Exercise task 1 =>
Say whether each statement agrees with the court opinion excerpt, answering yes or no and quoting the deciding words from it: (a) Under the original contract, the defendant kept seven per cent as a reserve. (b) Count V was substantially the same as Count IV. (c) In the McElroy case, the bank sued both the maker and the endorser.
Exercise task 2 =>
Please count the lines of the records that contain the string "MaLR", with case counting, and give only the number.

Selected extract =>
===

The suit arose out of a contract dated March 2, 1949, prepared by the defendant, wherein the plaintiff agreed to sell to the defendant customer contracts representing the deferred payments for merchandise sold by the plaintiff, and this agreement was made an exhibit to the complaint. There was full recourse on the plaintiff. Plaintiff was under no obligation to submit all customer contracts to defendant, but only those of her own choosing, and defendant had the right to reject any contract. Under the original contract, the defendant would retain five per cent of the money paid plaintiff upon discount as a reserve account to cover any default in paper which might arise. This was later increased to seven per cent by an amendment. This operation continued until 1953.
*683 Plaintiff charges that the defendant failed to exercise reasonable care and diligence in making and receiving the collections on the contracts; that the defendant allowed the accounts to get in arrears and the defendant suddenly, and without notice to the plaintiff, called upon the plaintiff to repurchase all the paper that was in default, which it had a right to do under the contract. The defendant had the right to make and receive all collections and the plaintiff could not solicit or make any collections, repossessions or compromises except as instructed by the defendant, and the defendant had the right "to renew and extend the time of payment or compromise or adjust claims on contracts or merchandise covered," without affecting plaintiff's liability as endorser.
Count IV alleged that the defendant negligently allowed fifty to one hundred delinquent accounts to accumulate without notice or knowledge to the plaintiff and that, in this, the defendant breached the contract.
Count V was substantially the same as Count IV. Count VI charges the failure to use reasonable care or diligence in making collections and avers that during the months of March through June, 1953, plaintiff made inquiries of the defendant as to the status of the contracts and collections, whether they were current, etc. It further avers that the defendant informed plaintiff that the collections were current and plaintiff's assistance was not needed to effect collections. But subsequent thereto in the same month, fifty to one hundred delinquent contracts were dumped on the plaintiff and plaintiff was called upon to pay same. Plaintiff argues that an additional responsibility or duty was placed upon defendant when plaintiff asked for information.
Count VII of the complaint alleges that the original contract was amended by an oral agreement between plaintiff and defendant, whereby defendant agreed to accept and discount customers' contracts provided the customers had good credit rating and were financially responsible, and that the defendant breached the contract by refusing to purchase at discount or accept said customer contracts although they were offered contracts of customers who had good credit rating and were financially responsible.
Both appellant and appellee concede in brief that the agreement created the relationship of creditor and surety between the defendant and plaintiff.
We think our case of State ex rel. Gambill v. McElroy, 220 Ala. 452, 125 So. 903, is dispositive of the case in that it supports the ruling of the trial court on all the counts except Count VII. McElroy was the endorser of a note for $32,500 executed on June 11, 1926, and due and payable ninety days after date. At the time of the execution of the note and at the time that it became due, another endorser (who it was alleged was in truth and in fact the maker) was solvent and there was deposited as collateral security bonds sufficient in value to pay the indebtedness. The bank did not call upon the maker or seek to proceed against the collateral or notify the endorser of the default for more than two years after default. Upon his refusal to pay, the bank brought suit only against the endorser. The defendant alleged that he was only an accommodation endorser and that the bank was under a duty to exercise diligence to protect him from ultimate liability. He further alleged that the bank not only did not exercise due diligence but "negligently and in violation of its duty to the defendant, wrongfully and in frauduelnt collusion" with the maker, failed to collect the note. The endorser alleged in another paragraph that if the bank had acted with reasonable skill and promptness, it could have recovered the monies from the maker or the collateral but that the bank "neglected negligently or wilfully and fraudulently to take such steps" and thus was forced to call upon the endorser.

===

Data records

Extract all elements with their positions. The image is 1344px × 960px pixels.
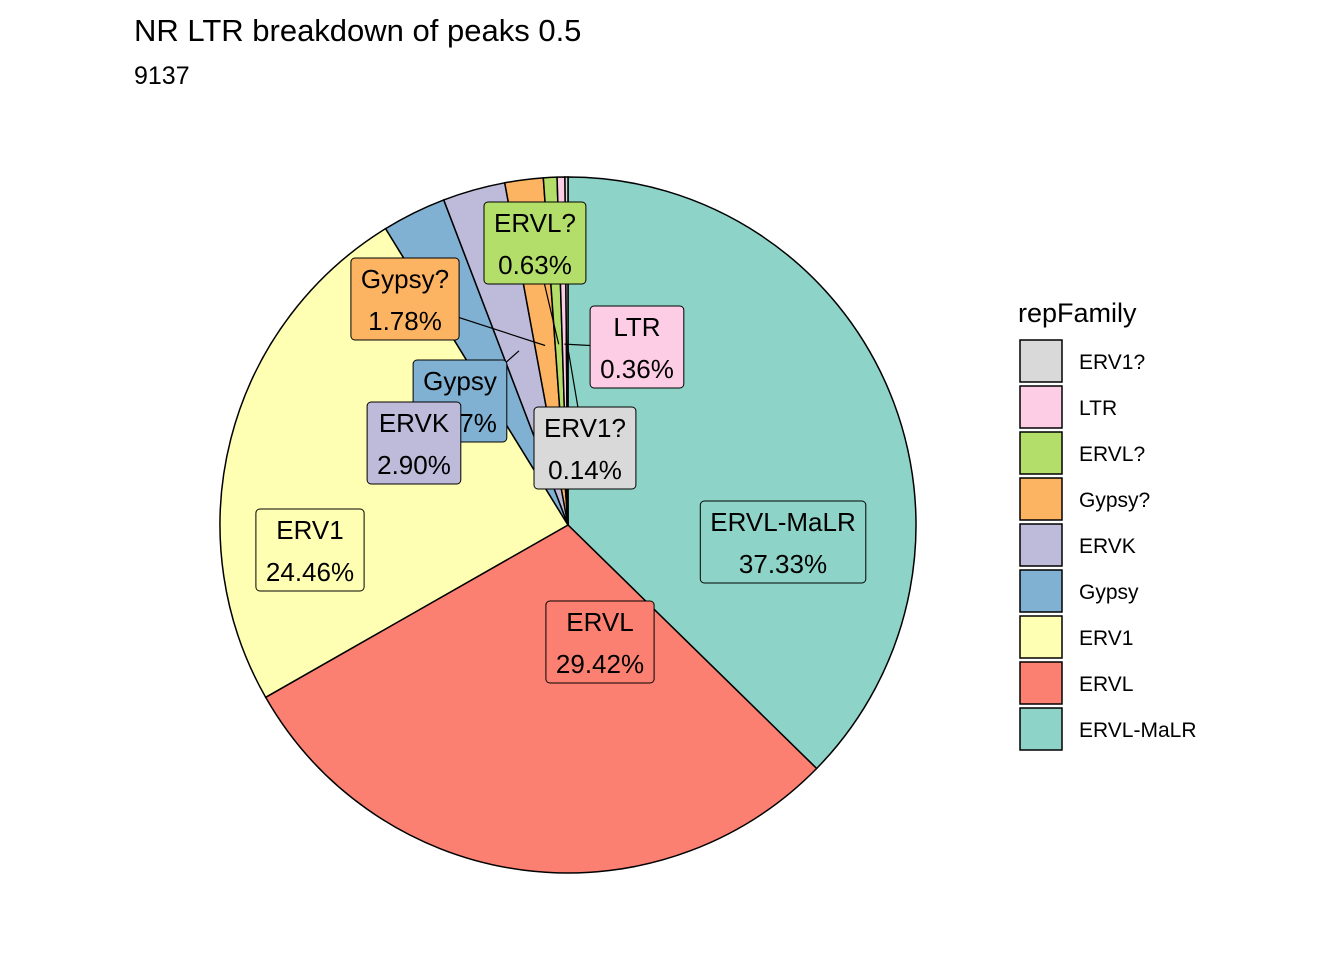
slice-label-name: ERV1?: [544, 413, 626, 443]
legend-item-ervl-q: ERVL?: [1019, 431, 1145, 475]
legend-item-erv1: ERV1: [1019, 615, 1133, 659]
legend-label: ERVL-MaLR: [1079, 719, 1197, 742]
legend-swatch: [1019, 477, 1063, 521]
slice-label-name: ERVL?: [494, 208, 576, 238]
legend-swatch: [1019, 615, 1063, 659]
slice-label-ltr: LTR 0.36%: [589, 305, 685, 389]
slice-label-box: [366, 401, 462, 485]
slice-label-box: [350, 257, 460, 341]
slice-label-percent: 37.33%: [739, 549, 827, 579]
slice-labels: ERVL-MaLR 37.33% ERVL 29.42% ERV1 24.46% Gypsy…: [255, 201, 867, 684]
slice-label-ervk: ERVK 2.90%: [366, 401, 462, 485]
slice-label-name: ERVK: [379, 408, 450, 438]
slice-label-box: [533, 406, 637, 490]
slice-label-box: [255, 508, 365, 592]
slice-label-ervl-q: ERVL? 0.63%: [483, 201, 587, 285]
legend-title: repFamily: [1018, 298, 1137, 328]
slice-label-name: LTR: [613, 312, 660, 342]
legend-swatch: [1019, 385, 1063, 429]
pie-slice-ervl: [264, 524, 818, 874]
slice-label-name: ERV1: [276, 515, 343, 545]
legend-label: ERVL?: [1079, 443, 1145, 466]
slice-label-percent: 29.42%: [556, 649, 644, 679]
chart-title: NR LTR breakdown of peaks 0.5: [134, 13, 581, 48]
legend-label: Gypsy?: [1079, 489, 1150, 512]
slice-label-name: Gypsy: [423, 366, 497, 396]
legend-item-gypsy-q: Gypsy?: [1019, 477, 1150, 521]
legend-item-ltr: LTR: [1019, 385, 1117, 429]
legend-label: ERVL: [1079, 673, 1133, 696]
slice-label-box: [699, 500, 867, 584]
legend-swatch: [1019, 707, 1063, 751]
legend-item-ervl: ERVL: [1019, 661, 1133, 705]
slice-label-box: [589, 305, 685, 389]
legend-swatch: [1019, 569, 1063, 613]
slice-label-box: [545, 600, 655, 684]
legend-swatch: [1019, 431, 1063, 475]
slice-label-box: [483, 201, 587, 285]
legend-label: Gypsy: [1079, 581, 1139, 604]
legend-swatch: [1019, 339, 1063, 383]
legend-item-gypsy: Gypsy: [1019, 569, 1139, 613]
slice-label-name: Gypsy?: [361, 264, 449, 294]
slice-label-erv1-q: ERV1? 0.14%: [533, 406, 637, 490]
slice-label-percent: 1.78%: [368, 306, 442, 336]
legend-swatch: [1019, 661, 1063, 705]
legend-label: LTR: [1079, 397, 1117, 420]
slice-label-percent: 2.90%: [377, 450, 451, 480]
legend-label: ERVK: [1079, 535, 1136, 558]
legend-swatch: [1019, 523, 1063, 567]
slice-label-percent: 0.63%: [498, 250, 572, 280]
slice-label-gypsy-q: Gypsy? 1.78%: [350, 257, 460, 341]
legend: repFamily ERV1? LTR ERVL? Gypsy? ERVK Gypsy ER…: [1018, 298, 1197, 751]
slice-label-ervl: ERVL 29.42%: [545, 600, 655, 684]
legend-item-erv1-q: ERV1?: [1019, 339, 1145, 383]
slice-label-name: ERVL: [566, 607, 633, 637]
slice-label-percent: 24.46%: [266, 557, 354, 587]
slice-label-percent: 0.14%: [548, 455, 622, 485]
legend-item-ervk: ERVK: [1019, 523, 1136, 567]
chart-subtitle: 9137: [134, 62, 190, 90]
legend-item-ervl-malr: ERVL-MaLR: [1019, 707, 1197, 751]
slice-label-erv1: ERV1 24.46%: [255, 508, 365, 592]
slice-label-ervl-malr: ERVL-MaLR 37.33%: [699, 500, 867, 584]
slice-label-percent: 0.36%: [600, 354, 674, 384]
legend-label: ERV1?: [1079, 351, 1145, 374]
legend-label: ERV1: [1079, 627, 1133, 650]
slice-label-name: ERVL-MaLR: [710, 507, 855, 537]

===

Exercise output 1 =>
(a) No: "the defendant would retain five per cent of the money paid plaintiff upon discount as a reserve account"
(b) Yes: "Count V was substantially the same as Count IV."
(c) No: "Upon his refusal to pay, the bank brought suit only against the endorser."

Exercise output 2 =>
5